EXERCISE TASK: Here are some entries; quote each one exactly.

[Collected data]
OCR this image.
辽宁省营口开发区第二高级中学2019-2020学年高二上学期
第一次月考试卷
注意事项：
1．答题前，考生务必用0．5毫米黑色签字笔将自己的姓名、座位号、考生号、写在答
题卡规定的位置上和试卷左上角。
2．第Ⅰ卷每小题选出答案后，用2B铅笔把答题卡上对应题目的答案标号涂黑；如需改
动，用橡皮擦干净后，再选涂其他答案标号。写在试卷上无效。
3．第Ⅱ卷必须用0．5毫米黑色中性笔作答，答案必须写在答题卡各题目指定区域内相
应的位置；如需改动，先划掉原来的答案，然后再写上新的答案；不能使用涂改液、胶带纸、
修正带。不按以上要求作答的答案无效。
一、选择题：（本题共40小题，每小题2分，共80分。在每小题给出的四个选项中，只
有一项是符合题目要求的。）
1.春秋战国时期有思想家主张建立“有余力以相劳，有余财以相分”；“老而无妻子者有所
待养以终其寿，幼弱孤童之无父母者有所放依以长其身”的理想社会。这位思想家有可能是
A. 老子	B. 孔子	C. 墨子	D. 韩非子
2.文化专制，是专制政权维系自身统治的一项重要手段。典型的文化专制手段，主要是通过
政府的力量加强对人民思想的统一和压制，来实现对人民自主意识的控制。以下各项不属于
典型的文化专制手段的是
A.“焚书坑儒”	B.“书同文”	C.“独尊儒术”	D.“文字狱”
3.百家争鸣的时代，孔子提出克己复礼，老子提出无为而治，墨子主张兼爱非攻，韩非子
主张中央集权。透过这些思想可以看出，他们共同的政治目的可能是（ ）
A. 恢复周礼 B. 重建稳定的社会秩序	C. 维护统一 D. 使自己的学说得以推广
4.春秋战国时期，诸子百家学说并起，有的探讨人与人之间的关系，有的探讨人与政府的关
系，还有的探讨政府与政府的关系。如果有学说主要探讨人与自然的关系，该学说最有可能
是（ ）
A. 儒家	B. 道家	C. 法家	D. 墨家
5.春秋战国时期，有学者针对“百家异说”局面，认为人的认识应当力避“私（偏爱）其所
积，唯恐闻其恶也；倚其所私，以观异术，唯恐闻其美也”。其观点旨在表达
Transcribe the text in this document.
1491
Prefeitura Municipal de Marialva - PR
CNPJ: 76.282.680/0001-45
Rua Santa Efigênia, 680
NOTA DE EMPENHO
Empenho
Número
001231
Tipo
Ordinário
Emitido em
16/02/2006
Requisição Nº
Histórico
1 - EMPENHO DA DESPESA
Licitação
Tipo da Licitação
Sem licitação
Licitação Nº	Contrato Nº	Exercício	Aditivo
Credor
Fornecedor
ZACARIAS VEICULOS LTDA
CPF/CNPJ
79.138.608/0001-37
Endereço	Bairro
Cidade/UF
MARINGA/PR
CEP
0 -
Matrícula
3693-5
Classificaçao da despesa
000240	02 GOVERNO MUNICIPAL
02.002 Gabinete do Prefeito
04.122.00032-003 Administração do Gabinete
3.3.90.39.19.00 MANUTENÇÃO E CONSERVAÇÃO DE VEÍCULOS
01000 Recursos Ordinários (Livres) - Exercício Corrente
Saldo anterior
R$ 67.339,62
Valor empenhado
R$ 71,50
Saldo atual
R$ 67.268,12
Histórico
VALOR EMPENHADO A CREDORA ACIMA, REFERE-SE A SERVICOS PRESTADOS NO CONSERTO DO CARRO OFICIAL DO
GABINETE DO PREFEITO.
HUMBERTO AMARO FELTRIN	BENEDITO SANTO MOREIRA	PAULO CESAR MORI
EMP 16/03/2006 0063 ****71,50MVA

THE COMPLETED TASK:
OCR this image.
辽宁省营口开发区第二高级中学2019-2020学年高二上学期
第一次月考试卷
注意事项：
1．答题前，考生务必用0．5毫米黑色签字笔将自己的姓名、座位号、考生号、写在答
题卡规定的位置上和试卷左上角。
2．第Ⅰ卷每小题选出答案后，用2B铅笔把答题卡上对应题目的答案标号涂黑；如需改
动，用橡皮擦干净后，再选涂其他答案标号。写在试卷上无效。
3．第Ⅱ卷必须用0．5毫米黑色中性笔作答，答案必须写在答题卡各题目指定区域内相
应的位置；如需改动，先划掉原来的答案，然后再写上新的答案；不能使用涂改液、胶带纸、
修正带。不按以上要求作答的答案无效。
一、选择题：（本题共40小题，每小题2分，共80分。在每小题给出的四个选项中，只
有一项是符合题目要求的。）
1.春秋战国时期有思想家主张建立“有余力以相劳，有余财以相分”；“老而无妻子者有所
待养以终其寿，幼弱孤童之无父母者有所放依以长其身”的理想社会。这位思想家有可能是
A. 老子	B. 孔子	C. 墨子	D. 韩非子
2.文化专制，是专制政权维系自身统治的一项重要手段。典型的文化专制手段，主要是通过
政府的力量加强对人民思想的统一和压制，来实现对人民自主意识的控制。以下各项不属于
典型的文化专制手段的是
A.“焚书坑儒”	B.“书同文”	C.“独尊儒术”	D.“文字狱”
3.百家争鸣的时代，孔子提出克己复礼，老子提出无为而治，墨子主张兼爱非攻，韩非子
主张中央集权。透过这些思想可以看出，他们共同的政治目的可能是（ ）
A. 恢复周礼 B. 重建稳定的社会秩序	C. 维护统一 D. 使自己的学说得以推广
4.春秋战国时期，诸子百家学说并起，有的探讨人与人之间的关系，有的探讨人与政府的关
系，还有的探讨政府与政府的关系。如果有学说主要探讨人与自然的关系，该学说最有可能
是（ ）
A. 儒家	B. 道家	C. 法家	D. 墨家
5.春秋战国时期，有学者针对“百家异说”局面，认为人的认识应当力避“私（偏爱）其所
积，唯恐闻其恶也；倚其所私，以观异术，唯恐闻其美也”。其观点旨在表达
Transcribe the text in this document.
1491
Prefeitura Municipal de Marialva - PR
CNPJ: 76.282.680/0001-45
Rua Santa Efigênia, 680
NOTA DE EMPENHO
Empenho
Número
001231
Tipo
Ordinário
Emitido em
16/02/2006
Requisição Nº
Histórico
1 - EMPENHO DA DESPESA
Licitação
Tipo da Licitação
Sem licitação
Licitação Nº	Contrato Nº	Exercício	Aditivo
Credor
Fornecedor
ZACARIAS VEICULOS LTDA
CPF/CNPJ
79.138.608/0001-37
Endereço	Bairro
Cidade/UF
MARINGA/PR
CEP
0 -
Matrícula
3693-5
Classificaçao da despesa
000240	02 GOVERNO MUNICIPAL
02.002 Gabinete do Prefeito
04.122.00032-003 Administração do Gabinete
3.3.90.39.19.00 MANUTENÇÃO E CONSERVAÇÃO DE VEÍCULOS
01000 Recursos Ordinários (Livres) - Exercício Corrente
Saldo anterior
R$ 67.339,62
Valor empenhado
R$ 71,50
Saldo atual
R$ 67.268,12
Histórico
VALOR EMPENHADO A CREDORA ACIMA, REFERE-SE A SERVICOS PRESTADOS NO CONSERTO DO CARRO OFICIAL DO
GABINETE DO PREFEITO.
HUMBERTO AMARO FELTRIN	BENEDITO SANTO MOREIRA	PAULO CESAR MORI
EMP 16/03/2006 0063 ****71,50MVA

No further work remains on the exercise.